* _Try it_
Each line of the listing below that includes "Design" must be copied.
##########
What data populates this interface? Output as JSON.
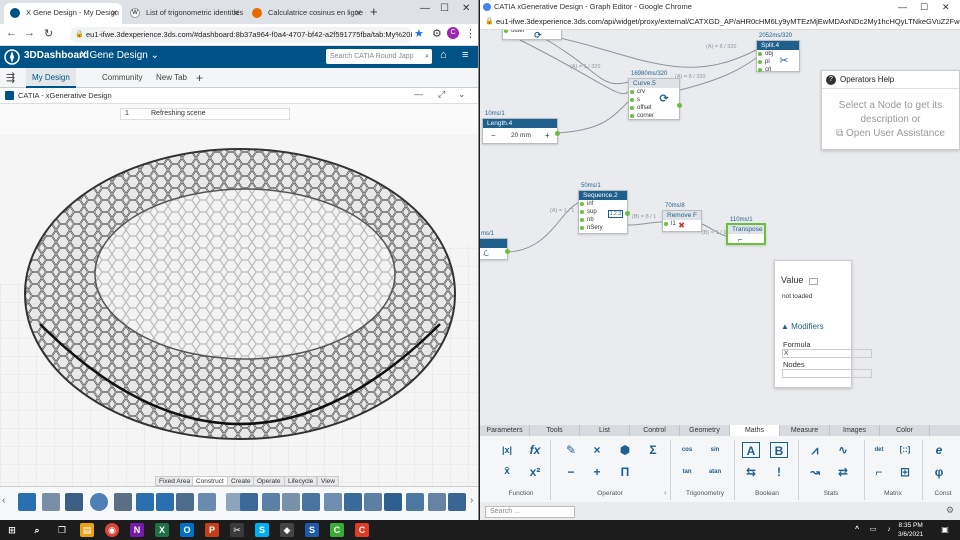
{
  "left_browser": {
    "tabs": [
      {
        "label": "X Gene Design - My Design",
        "color": "#005386"
      },
      {
        "label": "List of trigonometric identities",
        "color": "#555555"
      },
      {
        "label": "Calculatrice cosinus en ligne - C",
        "color": "#e66a00"
      }
    ],
    "url": "eu1-ifwe.3dexperience.3ds.com/#dashboard:8b37a964-f0a4-4707-bf42-a2f591775fba/tab:My%20Des..."
  },
  "dashboard": {
    "brand": "3DDashboard",
    "app": "X Gene Design",
    "search_placeholder": "Search CATIA Round Japp",
    "tabs": [
      "My Design",
      "Community",
      "New Tab"
    ],
    "panel_title": "CATIA - xGenerative Design",
    "refresh_num": "1",
    "refresh_text": "Refreshing scene"
  },
  "action_bar": {
    "tabs": [
      "Fixed Area",
      "Construct",
      "Create",
      "Operate",
      "Lifecycle",
      "View"
    ],
    "active_tab": "Construct"
  },
  "right_browser": {
    "title": "CATIA xGenerative Design - Graph Editor - Google Chrome",
    "url": "eu1-ifwe.3dexperience.3ds.com/api/widget/proxy/external/CATXGD_AP/aHR0cHM6Ly9yMTEzMjEwMDAxNDc2My1hcHQyLTNkeGVuZ2FwcHMuM..."
  },
  "graph": {
    "nodes": {
      "outer": {
        "label": "outer"
      },
      "split": {
        "time": "2052ms/320",
        "title": "Split.4",
        "ports": [
          "obj",
          "pl",
          "crl"
        ]
      },
      "curve": {
        "time": "16980ms/320",
        "title": "Curve.5",
        "ports": [
          "crv",
          "s",
          "offset",
          "corner"
        ]
      },
      "length": {
        "time": "10ms/1",
        "title": "Length.4",
        "value": "20 mm",
        "minus": "−",
        "plus": "+"
      },
      "sequence": {
        "time": "50ms/1",
        "title": "Sequence.2",
        "ports": [
          "inf",
          "sup",
          "nb",
          "nSery"
        ],
        "badge": "1.2.3"
      },
      "remove": {
        "time": "70ms/8",
        "title": "Remove F",
        "ports": [
          "l1"
        ]
      },
      "transpose": {
        "time": "110ms/1",
        "title": "Transpose"
      },
      "left_edge": {
        "time": "ms/1"
      }
    },
    "wire_labels": [
      "(A) = 8 / 320",
      "(A) = 1 / 320",
      "(A) = 8 / 320",
      "(A) = 1 / 1",
      "(B) = 8 / 1",
      "(B) = 1 / 1"
    ]
  },
  "help_panel": {
    "title": "Operators Help",
    "body_line1": "Select a Node to get its",
    "body_line2": "description or",
    "body_line3": "Open User Assistance"
  },
  "value_panel": {
    "label": "Value",
    "status": "not loaded",
    "modifiers": "Modifiers",
    "formula_label": "Formula",
    "formula_value": "X",
    "nodes_label": "Nodes",
    "nodes_value": ""
  },
  "operator_tabs": [
    "Parameters",
    "Tools",
    "List",
    "Control",
    "Geometry",
    "Maths",
    "Measure",
    "Images",
    "Color"
  ],
  "operator_active_tab": "Maths",
  "operator_groups": [
    "Function",
    "Operator",
    "Trigonometry",
    "Boolean",
    "Stats",
    "Matrix",
    "Const"
  ],
  "operator_icons": {
    "abs": "|x|",
    "fx": "fx",
    "xbar": "x̄",
    "pow": "x²",
    "sum": "Σ",
    "pi": "Π",
    "times": "×",
    "plus": "+",
    "minus": "−",
    "cos": "cos",
    "sin": "sin",
    "tan": "tan",
    "atan": "atan",
    "a_icon": "A",
    "b_icon": "B",
    "excl": "!",
    "det": "det",
    "matrix1": "[::]",
    "e": "e",
    "phi": "φ"
  },
  "search_placeholder": "Search ...",
  "taskbar": {
    "time": "8:35 PM",
    "date": "3/6/2021"
  }
}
##########
* _Result of this exercise_
        "label": "X Gene Design - My Design",
    "app": "X Gene Design",
      "My Design",
    "panel_title": "CATIA - xGenerative Design",
    "title": "CATIA xGenerative Design - Graph Editor - Google Chrome",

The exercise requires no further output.